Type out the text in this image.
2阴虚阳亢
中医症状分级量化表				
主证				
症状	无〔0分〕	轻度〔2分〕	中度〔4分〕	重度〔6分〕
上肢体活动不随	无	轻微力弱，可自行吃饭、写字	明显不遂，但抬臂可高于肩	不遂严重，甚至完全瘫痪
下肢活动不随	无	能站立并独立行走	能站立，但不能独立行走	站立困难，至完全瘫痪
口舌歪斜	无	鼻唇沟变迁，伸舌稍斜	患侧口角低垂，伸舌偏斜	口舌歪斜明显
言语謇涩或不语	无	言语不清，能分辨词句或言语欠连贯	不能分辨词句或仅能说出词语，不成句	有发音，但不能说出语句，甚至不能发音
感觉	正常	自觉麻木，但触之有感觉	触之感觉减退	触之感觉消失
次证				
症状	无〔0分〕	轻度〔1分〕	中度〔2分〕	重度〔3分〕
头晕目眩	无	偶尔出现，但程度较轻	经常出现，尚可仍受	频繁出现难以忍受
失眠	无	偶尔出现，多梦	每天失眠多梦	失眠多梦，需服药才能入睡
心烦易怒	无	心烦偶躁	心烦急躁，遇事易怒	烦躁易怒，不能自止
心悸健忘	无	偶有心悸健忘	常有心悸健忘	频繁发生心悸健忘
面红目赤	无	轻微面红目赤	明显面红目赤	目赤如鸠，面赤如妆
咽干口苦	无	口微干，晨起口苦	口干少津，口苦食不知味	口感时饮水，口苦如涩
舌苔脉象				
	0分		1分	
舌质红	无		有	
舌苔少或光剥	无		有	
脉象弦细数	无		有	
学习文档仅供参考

==

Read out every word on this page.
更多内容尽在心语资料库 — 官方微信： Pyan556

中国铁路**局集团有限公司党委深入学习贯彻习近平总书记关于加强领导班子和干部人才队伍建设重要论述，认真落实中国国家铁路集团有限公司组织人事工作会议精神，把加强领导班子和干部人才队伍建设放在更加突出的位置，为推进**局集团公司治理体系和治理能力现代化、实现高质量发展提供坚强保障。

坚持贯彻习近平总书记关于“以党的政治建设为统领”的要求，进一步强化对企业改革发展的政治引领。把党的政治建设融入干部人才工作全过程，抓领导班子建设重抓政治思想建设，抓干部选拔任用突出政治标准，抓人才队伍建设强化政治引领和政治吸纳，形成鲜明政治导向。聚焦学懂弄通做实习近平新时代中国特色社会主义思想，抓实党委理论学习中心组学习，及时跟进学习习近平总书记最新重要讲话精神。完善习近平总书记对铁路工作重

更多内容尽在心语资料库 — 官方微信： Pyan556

YOUR INSTRUCTIONS:
Where a line holds "偶尔出现", copy that line.

ANSWER TO THE PROBLEM:
头晕目眩	无	偶尔出现，但程度较轻	经常出现，尚可仍受	频繁出现难以忍受
失眠	无	偶尔出现，多梦	每天失眠多梦	失眠多梦，需服药才能入睡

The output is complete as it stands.